WHAT TO PRODUCE
Show every line in the records below that contains the word "Pythia".

INPUT DATA
════════════════════
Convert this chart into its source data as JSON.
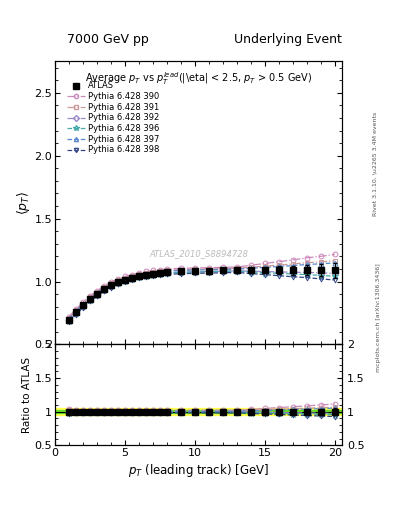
{
  "title_left": "7000 GeV pp",
  "title_right": "Underlying Event",
  "plot_title": "Average $p_T$ vs $p_T^{lead}$(|\\eta| < 2.5, $p_T$ > 0.5 GeV)",
  "xlabel": "$p_T$ (leading track) [GeV]",
  "ylabel_main": "$\\langle p_T \\rangle$",
  "ylabel_ratio": "Ratio to ATLAS",
  "watermark": "ATLAS_2010_S8894728",
  "rivet_text": "Rivet 3.1.10, \\u2265 3.4M events",
  "mcplots_text": "mcplots.cern.ch [arXiv:1306.3436]",
  "xlim": [
    0.5,
    20.5
  ],
  "ylim_main": [
    0.5,
    2.75
  ],
  "ylim_ratio": [
    0.5,
    2.0
  ],
  "series": [
    {
      "label": "Pythia 6.428 390",
      "color": "#cc88bb",
      "linestyle": "-.",
      "marker": "o",
      "markersize": 3.5
    },
    {
      "label": "Pythia 6.428 391",
      "color": "#cc9999",
      "linestyle": "-.",
      "marker": "s",
      "markersize": 3.5
    },
    {
      "label": "Pythia 6.428 392",
      "color": "#9988cc",
      "linestyle": "-.",
      "marker": "D",
      "markersize": 3.5
    },
    {
      "label": "Pythia 6.428 396",
      "color": "#44aaaa",
      "linestyle": "--",
      "marker": "*",
      "markersize": 4.5
    },
    {
      "label": "Pythia 6.428 397",
      "color": "#5588cc",
      "linestyle": "--",
      "marker": "^",
      "markersize": 3.5
    },
    {
      "label": "Pythia 6.428 398",
      "color": "#334488",
      "linestyle": "--",
      "marker": "v",
      "markersize": 3.5
    }
  ],
  "atlas_x": [
    1.0,
    1.5,
    2.0,
    2.5,
    3.0,
    3.5,
    4.0,
    4.5,
    5.0,
    5.5,
    6.0,
    6.5,
    7.0,
    7.5,
    8.0,
    9.0,
    10.0,
    11.0,
    12.0,
    13.0,
    14.0,
    15.0,
    16.0,
    17.0,
    18.0,
    19.0,
    20.0
  ],
  "atlas_y": [
    0.695,
    0.755,
    0.81,
    0.86,
    0.9,
    0.94,
    0.97,
    0.995,
    1.015,
    1.03,
    1.045,
    1.055,
    1.063,
    1.07,
    1.075,
    1.08,
    1.083,
    1.085,
    1.088,
    1.09,
    1.09,
    1.09,
    1.09,
    1.09,
    1.092,
    1.09,
    1.09
  ],
  "atlas_yerr": [
    0.008,
    0.008,
    0.007,
    0.007,
    0.006,
    0.006,
    0.005,
    0.005,
    0.005,
    0.005,
    0.005,
    0.005,
    0.005,
    0.005,
    0.006,
    0.007,
    0.008,
    0.01,
    0.012,
    0.015,
    0.02,
    0.025,
    0.03,
    0.035,
    0.04,
    0.05,
    0.06
  ],
  "mc_offsets": [
    0.025,
    0.015,
    -0.005,
    -0.008,
    0.008,
    -0.018
  ],
  "mc_spread_high": [
    0.1,
    0.06,
    -0.02,
    -0.04,
    0.05,
    -0.06
  ],
  "band_yellow": 0.05,
  "band_green": 0.02
}
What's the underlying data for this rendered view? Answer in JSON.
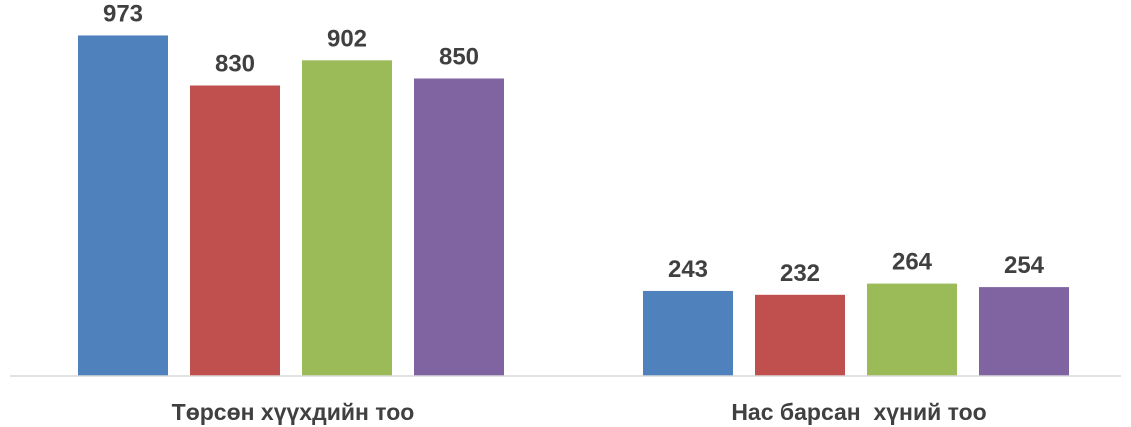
{
  "chart_data": {
    "type": "bar",
    "categories": [
      "Төрсөн хүүхдийн тоо",
      "Нас барсан  хүний тоо"
    ],
    "series": [
      {
        "values": [
          973,
          243
        ],
        "color": "#4F81BD"
      },
      {
        "values": [
          830,
          232
        ],
        "color": "#C0504D"
      },
      {
        "values": [
          902,
          264
        ],
        "color": "#9BBB59"
      },
      {
        "values": [
          850,
          254
        ],
        "color": "#8064A2"
      }
    ],
    "data_labels": true,
    "grid": false,
    "legend": "none",
    "ylim": [
      0,
      1000
    ]
  }
}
════════════════════
ANSWER TO THE TASK
      "label": "Pythia 6.428 390",
      "label": "Pythia 6.428 391",
      "label": "Pythia 6.428 392",
      "label": "Pythia 6.428 396",
      "label": "Pythia 6.428 397",
      "label": "Pythia 6.428 398",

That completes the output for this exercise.